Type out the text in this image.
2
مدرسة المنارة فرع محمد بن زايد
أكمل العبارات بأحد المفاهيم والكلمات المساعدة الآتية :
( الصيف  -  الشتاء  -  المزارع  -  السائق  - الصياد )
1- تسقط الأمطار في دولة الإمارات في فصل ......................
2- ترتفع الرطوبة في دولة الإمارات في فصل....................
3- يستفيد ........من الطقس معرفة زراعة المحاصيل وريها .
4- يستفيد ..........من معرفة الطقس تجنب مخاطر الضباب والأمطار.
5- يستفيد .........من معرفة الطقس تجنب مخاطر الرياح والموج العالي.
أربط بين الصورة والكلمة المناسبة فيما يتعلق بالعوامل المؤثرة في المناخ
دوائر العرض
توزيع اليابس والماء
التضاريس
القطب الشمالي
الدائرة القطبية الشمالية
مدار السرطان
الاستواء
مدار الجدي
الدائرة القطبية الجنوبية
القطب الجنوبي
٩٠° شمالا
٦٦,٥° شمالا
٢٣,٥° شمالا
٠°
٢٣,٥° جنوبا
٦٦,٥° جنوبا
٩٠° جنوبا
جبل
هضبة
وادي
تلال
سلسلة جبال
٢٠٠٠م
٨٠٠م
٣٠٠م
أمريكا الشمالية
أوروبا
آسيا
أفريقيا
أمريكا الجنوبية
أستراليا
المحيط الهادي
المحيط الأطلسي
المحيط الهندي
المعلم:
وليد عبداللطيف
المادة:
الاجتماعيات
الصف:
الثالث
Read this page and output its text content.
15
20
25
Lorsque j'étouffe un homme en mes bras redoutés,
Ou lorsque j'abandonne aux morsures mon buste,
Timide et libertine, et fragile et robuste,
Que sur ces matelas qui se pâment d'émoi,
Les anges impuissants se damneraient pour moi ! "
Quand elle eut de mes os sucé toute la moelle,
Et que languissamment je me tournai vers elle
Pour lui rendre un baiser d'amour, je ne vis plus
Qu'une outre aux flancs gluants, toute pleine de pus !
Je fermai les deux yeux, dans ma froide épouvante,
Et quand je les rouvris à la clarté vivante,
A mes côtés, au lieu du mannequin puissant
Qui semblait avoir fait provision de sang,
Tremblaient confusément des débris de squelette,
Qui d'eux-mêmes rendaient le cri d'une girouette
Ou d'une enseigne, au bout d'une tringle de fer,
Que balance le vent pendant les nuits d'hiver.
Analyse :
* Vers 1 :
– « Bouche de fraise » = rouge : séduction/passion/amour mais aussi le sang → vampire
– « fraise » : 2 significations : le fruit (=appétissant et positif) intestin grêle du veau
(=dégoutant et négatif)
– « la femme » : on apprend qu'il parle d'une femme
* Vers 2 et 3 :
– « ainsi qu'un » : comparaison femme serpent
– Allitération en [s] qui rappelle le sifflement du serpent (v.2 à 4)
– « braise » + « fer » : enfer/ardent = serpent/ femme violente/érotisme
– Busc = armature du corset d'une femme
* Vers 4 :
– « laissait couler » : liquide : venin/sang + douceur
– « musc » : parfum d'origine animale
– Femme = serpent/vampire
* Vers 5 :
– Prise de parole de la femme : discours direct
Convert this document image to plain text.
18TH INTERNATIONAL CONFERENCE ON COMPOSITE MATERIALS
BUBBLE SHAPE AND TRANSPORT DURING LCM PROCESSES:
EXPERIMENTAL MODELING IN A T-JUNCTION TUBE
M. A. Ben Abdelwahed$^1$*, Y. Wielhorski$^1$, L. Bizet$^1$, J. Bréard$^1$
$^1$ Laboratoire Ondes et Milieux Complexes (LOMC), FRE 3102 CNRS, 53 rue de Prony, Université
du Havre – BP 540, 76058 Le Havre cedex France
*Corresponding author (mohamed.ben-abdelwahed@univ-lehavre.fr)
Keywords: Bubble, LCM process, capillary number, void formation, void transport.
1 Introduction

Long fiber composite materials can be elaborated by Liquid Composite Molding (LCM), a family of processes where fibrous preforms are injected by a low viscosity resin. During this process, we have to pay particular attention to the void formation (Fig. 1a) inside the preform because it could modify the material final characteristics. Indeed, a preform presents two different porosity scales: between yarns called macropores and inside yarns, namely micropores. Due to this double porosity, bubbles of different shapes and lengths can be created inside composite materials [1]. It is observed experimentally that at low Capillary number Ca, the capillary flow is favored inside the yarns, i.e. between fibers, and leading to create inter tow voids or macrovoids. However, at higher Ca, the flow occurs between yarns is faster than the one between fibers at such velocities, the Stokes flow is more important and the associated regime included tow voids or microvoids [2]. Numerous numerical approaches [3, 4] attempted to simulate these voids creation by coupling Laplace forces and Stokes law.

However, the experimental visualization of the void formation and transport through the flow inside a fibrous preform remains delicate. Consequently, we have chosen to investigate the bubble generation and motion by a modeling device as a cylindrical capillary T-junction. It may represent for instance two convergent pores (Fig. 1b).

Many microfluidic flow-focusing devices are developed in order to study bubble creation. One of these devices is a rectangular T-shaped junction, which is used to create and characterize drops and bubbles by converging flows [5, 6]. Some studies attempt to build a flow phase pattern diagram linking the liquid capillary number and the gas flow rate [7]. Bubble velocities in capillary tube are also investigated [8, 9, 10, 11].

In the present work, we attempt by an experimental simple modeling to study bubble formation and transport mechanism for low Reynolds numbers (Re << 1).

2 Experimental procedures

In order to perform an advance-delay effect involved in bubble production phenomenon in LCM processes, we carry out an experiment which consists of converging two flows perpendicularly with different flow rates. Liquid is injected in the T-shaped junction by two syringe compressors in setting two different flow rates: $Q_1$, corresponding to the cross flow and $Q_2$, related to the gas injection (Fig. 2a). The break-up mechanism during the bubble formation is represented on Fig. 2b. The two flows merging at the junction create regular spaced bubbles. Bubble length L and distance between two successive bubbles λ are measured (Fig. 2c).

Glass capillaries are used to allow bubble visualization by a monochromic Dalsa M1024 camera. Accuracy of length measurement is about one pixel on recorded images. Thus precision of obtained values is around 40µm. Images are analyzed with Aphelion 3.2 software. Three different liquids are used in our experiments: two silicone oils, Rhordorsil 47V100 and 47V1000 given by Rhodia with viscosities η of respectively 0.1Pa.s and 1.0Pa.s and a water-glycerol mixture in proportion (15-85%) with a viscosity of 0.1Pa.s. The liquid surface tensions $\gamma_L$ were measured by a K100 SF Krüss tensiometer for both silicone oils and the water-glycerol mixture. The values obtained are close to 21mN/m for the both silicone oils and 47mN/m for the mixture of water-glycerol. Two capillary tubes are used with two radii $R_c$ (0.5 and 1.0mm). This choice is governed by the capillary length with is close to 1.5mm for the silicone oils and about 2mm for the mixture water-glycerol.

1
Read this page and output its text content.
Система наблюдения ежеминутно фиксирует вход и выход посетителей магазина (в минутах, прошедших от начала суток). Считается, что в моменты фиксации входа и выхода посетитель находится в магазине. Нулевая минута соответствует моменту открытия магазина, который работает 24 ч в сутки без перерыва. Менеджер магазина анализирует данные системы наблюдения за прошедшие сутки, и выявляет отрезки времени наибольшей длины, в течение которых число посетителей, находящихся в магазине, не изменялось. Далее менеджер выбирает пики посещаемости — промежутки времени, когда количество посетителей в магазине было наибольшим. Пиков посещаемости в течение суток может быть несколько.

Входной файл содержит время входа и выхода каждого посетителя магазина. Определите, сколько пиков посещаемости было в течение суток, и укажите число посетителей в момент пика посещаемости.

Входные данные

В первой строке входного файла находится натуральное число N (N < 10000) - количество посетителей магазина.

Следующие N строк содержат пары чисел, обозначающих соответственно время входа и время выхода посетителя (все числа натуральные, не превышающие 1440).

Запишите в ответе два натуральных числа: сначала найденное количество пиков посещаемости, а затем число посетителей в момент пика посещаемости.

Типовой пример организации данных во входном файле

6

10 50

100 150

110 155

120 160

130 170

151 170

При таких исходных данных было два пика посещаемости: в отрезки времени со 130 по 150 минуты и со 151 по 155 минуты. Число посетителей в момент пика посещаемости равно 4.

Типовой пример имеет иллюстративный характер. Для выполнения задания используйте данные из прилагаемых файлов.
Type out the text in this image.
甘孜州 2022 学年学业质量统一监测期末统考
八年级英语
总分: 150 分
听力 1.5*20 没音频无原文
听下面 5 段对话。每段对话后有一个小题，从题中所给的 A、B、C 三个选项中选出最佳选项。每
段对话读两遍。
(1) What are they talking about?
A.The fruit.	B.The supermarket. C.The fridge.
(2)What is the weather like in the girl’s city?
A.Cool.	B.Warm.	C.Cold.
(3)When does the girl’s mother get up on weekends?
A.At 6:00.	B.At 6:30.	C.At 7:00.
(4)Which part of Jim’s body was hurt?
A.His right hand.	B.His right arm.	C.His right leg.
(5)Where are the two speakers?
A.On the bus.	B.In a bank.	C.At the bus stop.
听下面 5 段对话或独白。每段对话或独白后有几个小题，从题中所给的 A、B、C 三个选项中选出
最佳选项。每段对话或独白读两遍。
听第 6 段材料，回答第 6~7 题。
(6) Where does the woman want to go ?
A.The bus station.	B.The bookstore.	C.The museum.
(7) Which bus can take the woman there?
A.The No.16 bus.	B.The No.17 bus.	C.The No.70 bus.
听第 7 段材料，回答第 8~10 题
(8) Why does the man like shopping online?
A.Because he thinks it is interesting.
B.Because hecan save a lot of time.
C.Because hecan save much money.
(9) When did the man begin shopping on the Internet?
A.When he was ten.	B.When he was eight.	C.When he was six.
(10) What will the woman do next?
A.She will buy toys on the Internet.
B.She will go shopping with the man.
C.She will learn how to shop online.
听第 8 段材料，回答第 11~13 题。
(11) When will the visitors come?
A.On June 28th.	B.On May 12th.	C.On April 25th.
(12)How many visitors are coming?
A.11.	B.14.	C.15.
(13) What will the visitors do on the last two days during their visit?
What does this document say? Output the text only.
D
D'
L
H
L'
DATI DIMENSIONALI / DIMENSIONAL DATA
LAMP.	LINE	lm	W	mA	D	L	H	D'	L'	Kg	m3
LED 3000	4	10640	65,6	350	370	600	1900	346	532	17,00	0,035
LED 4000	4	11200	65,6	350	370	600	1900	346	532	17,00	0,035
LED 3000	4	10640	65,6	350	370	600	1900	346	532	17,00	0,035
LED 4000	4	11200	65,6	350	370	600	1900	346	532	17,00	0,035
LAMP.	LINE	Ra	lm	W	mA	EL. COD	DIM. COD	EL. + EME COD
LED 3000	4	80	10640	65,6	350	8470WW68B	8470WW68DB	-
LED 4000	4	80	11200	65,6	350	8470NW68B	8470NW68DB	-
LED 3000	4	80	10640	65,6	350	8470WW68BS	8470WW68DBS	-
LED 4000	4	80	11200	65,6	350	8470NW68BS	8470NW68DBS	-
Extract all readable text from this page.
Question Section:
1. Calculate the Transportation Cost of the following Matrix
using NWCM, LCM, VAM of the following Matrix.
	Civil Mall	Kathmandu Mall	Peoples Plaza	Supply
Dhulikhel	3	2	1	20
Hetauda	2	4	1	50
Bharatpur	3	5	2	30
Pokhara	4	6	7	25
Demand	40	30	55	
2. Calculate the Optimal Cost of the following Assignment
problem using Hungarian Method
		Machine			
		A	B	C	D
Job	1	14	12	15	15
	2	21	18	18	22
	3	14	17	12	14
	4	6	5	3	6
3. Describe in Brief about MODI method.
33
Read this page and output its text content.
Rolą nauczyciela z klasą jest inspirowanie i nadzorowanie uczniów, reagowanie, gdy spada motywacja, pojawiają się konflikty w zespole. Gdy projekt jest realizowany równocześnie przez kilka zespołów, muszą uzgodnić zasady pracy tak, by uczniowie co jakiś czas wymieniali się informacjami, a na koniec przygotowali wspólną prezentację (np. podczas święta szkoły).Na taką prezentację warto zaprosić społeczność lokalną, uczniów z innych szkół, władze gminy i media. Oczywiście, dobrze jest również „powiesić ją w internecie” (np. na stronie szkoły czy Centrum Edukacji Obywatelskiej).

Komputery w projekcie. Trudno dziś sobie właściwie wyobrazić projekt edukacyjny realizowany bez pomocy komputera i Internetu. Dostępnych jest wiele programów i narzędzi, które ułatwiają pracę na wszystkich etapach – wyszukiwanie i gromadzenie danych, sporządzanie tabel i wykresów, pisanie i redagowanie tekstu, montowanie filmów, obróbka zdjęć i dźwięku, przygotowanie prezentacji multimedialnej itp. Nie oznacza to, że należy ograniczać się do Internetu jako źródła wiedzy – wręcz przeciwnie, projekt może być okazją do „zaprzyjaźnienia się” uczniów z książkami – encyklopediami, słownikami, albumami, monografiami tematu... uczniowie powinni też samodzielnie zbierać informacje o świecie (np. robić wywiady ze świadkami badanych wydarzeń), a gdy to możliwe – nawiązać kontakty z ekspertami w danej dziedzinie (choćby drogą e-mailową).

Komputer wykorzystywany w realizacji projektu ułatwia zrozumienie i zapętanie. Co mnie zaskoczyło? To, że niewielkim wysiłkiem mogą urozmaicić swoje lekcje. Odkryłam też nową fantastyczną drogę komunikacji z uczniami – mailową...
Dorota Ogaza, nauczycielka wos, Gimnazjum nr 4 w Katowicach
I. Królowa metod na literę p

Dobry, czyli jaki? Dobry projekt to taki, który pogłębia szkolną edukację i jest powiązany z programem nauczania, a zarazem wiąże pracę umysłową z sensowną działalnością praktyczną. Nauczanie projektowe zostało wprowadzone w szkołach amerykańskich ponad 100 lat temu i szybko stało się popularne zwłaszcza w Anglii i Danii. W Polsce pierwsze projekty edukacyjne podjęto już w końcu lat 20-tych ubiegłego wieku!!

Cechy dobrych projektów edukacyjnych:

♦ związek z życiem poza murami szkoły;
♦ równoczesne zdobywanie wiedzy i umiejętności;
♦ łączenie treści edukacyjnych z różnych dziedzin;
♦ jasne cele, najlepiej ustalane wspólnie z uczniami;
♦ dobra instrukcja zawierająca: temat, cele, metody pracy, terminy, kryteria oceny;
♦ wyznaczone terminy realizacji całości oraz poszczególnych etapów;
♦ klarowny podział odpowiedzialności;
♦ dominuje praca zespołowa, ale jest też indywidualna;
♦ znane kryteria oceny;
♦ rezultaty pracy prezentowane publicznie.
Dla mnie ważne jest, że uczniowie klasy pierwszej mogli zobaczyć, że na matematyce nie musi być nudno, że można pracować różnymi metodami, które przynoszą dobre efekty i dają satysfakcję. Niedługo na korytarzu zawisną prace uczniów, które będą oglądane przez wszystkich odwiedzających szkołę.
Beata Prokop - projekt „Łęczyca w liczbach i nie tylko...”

> **INSTRUCTIONS TO FOLLOW**: Copy every line that includes the string "данных" from the material above.

> **ANSWER TO THE TASK**:
Типовой пример организации данных во входном файле
При таких исходных данных было два пика посещаемости: в отрезки времени со 130 по 150 минуты и со 151 по 155 минуты. Число посетителей в момент пика посещаемости равно 4.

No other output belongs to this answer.